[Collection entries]
* * *

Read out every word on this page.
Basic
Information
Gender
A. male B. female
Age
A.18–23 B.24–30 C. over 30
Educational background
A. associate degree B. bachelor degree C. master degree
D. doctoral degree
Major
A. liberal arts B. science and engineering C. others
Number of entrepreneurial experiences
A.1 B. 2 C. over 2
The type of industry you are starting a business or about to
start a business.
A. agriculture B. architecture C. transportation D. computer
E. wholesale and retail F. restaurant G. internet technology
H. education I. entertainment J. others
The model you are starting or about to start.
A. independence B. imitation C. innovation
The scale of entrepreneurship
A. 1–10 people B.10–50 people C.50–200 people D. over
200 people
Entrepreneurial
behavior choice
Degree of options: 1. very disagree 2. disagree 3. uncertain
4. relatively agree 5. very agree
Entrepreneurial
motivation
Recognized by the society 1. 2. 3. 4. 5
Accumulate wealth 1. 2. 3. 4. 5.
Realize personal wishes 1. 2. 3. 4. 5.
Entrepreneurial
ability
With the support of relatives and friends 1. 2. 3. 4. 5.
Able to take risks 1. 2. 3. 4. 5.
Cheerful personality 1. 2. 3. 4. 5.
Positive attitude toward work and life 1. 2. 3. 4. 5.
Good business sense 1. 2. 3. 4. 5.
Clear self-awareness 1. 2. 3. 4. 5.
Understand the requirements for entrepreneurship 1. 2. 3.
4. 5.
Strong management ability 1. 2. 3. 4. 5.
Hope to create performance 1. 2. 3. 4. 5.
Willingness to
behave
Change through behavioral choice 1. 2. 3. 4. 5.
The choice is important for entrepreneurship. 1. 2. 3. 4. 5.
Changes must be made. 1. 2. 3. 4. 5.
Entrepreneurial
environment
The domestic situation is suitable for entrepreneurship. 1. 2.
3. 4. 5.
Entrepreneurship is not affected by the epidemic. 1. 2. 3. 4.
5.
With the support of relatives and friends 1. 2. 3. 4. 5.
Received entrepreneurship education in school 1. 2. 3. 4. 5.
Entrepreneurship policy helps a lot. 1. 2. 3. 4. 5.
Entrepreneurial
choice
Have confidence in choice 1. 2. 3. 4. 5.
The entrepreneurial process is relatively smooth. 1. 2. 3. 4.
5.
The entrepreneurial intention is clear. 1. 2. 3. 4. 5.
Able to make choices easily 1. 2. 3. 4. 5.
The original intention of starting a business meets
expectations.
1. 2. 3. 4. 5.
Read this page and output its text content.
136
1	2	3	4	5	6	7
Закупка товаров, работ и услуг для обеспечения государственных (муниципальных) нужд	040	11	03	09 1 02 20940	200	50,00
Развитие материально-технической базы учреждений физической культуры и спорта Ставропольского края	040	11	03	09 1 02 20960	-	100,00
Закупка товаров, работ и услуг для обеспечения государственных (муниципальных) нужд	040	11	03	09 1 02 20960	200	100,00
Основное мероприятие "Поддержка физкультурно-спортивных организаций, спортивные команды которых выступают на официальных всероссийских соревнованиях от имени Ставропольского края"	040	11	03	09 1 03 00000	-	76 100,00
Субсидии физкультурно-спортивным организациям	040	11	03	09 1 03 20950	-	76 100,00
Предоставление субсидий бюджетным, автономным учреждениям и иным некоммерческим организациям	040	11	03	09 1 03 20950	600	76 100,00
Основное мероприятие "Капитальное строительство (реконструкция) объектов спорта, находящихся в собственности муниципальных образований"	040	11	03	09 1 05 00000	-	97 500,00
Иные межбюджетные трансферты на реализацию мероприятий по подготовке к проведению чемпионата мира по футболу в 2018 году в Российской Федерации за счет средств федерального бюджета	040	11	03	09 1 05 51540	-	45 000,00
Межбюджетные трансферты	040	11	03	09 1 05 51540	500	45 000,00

* * *

▶ **Objective**
Return all lines with the word "Закупка" in them.

▶ **Correct output**
Закупка товаров, работ и услуг для обеспечения государственных (муниципальных) нужд	040	11	03	09 1 02 20940	200	50,00
Закупка товаров, работ и услуг для обеспечения государственных (муниципальных) нужд	040	11	03	09 1 02 20960	200	100,00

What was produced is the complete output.